▸ **THE REQUEST**
Leave the pictures out. Return all other data exactly.

* start *

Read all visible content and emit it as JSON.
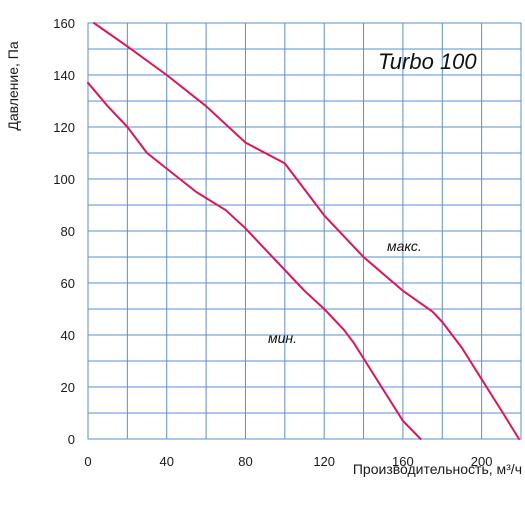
{
  "chart_data": {
    "type": "line",
    "title": "Turbo 100",
    "xlabel": "Производительность, м³/ч",
    "ylabel": "Давление, Па",
    "xlim": [
      0,
      220
    ],
    "ylim": [
      0,
      160
    ],
    "x_ticks": [
      "0",
      "40",
      "80",
      "120",
      "160",
      "200"
    ],
    "y_ticks": [
      "0",
      "20",
      "40",
      "60",
      "80",
      "100",
      "120",
      "140",
      "160"
    ],
    "grid": true,
    "line_color": "#e0145a",
    "grid_color": "#5b8fd0",
    "series": [
      {
        "name": "макс.",
        "points": [
          [
            3,
            160
          ],
          [
            20,
            151
          ],
          [
            40,
            140
          ],
          [
            60,
            128
          ],
          [
            80,
            114
          ],
          [
            100,
            106
          ],
          [
            110,
            96
          ],
          [
            120,
            86
          ],
          [
            140,
            70
          ],
          [
            160,
            57
          ],
          [
            175,
            49
          ],
          [
            180,
            45
          ],
          [
            190,
            35
          ],
          [
            200,
            23
          ],
          [
            210,
            11
          ],
          [
            219,
            0
          ]
        ]
      },
      {
        "name": "мин.",
        "points": [
          [
            0,
            137
          ],
          [
            10,
            128
          ],
          [
            20,
            120
          ],
          [
            30,
            110
          ],
          [
            40,
            104
          ],
          [
            55,
            95
          ],
          [
            70,
            88
          ],
          [
            80,
            81
          ],
          [
            90,
            73
          ],
          [
            100,
            65
          ],
          [
            110,
            57
          ],
          [
            120,
            50
          ],
          [
            130,
            42
          ],
          [
            135,
            37
          ],
          [
            140,
            31
          ],
          [
            150,
            19
          ],
          [
            160,
            7
          ],
          [
            169,
            0
          ]
        ]
      }
    ]
  }
}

* end *

▸ **SOLUTION TO THIS PROBLEM**
Read all visible content and emit it as JSON.
{
  "chart_data": {
    "type": "line",
    "title": "Turbo 100",
    "xlabel": "Производительность, м³/ч",
    "ylabel": "Давление, Па",
    "xlim": [
      0,
      220
    ],
    "ylim": [
      0,
      160
    ],
    "x_ticks": [
      "0",
      "40",
      "80",
      "120",
      "160",
      "200"
    ],
    "y_ticks": [
      "0",
      "20",
      "40",
      "60",
      "80",
      "100",
      "120",
      "140",
      "160"
    ],
    "grid": true,
    "line_color": "#e0145a",
    "grid_color": "#5b8fd0",
    "series": [
      {
        "name": "макс.",
        "points": [
          [
            3,
            160
          ],
          [
            20,
            151
          ],
          [
            40,
            140
          ],
          [
            60,
            128
          ],
          [
            80,
            114
          ],
          [
            100,
            106
          ],
          [
            110,
            96
          ],
          [
            120,
            86
          ],
          [
            140,
            70
          ],
          [
            160,
            57
          ],
          [
            175,
            49
          ],
          [
            180,
            45
          ],
          [
            190,
            35
          ],
          [
            200,
            23
          ],
          [
            210,
            11
          ],
          [
            219,
            0
          ]
        ]
      },
      {
        "name": "мин.",
        "points": [
          [
            0,
            137
          ],
          [
            10,
            128
          ],
          [
            20,
            120
          ],
          [
            30,
            110
          ],
          [
            40,
            104
          ],
          [
            55,
            95
          ],
          [
            70,
            88
          ],
          [
            80,
            81
          ],
          [
            90,
            73
          ],
          [
            100,
            65
          ],
          [
            110,
            57
          ],
          [
            120,
            50
          ],
          [
            130,
            42
          ],
          [
            135,
            37
          ],
          [
            140,
            31
          ],
          [
            150,
            19
          ],
          [
            160,
            7
          ],
          [
            169,
            0
          ]
        ]
      }
    ]
  }
}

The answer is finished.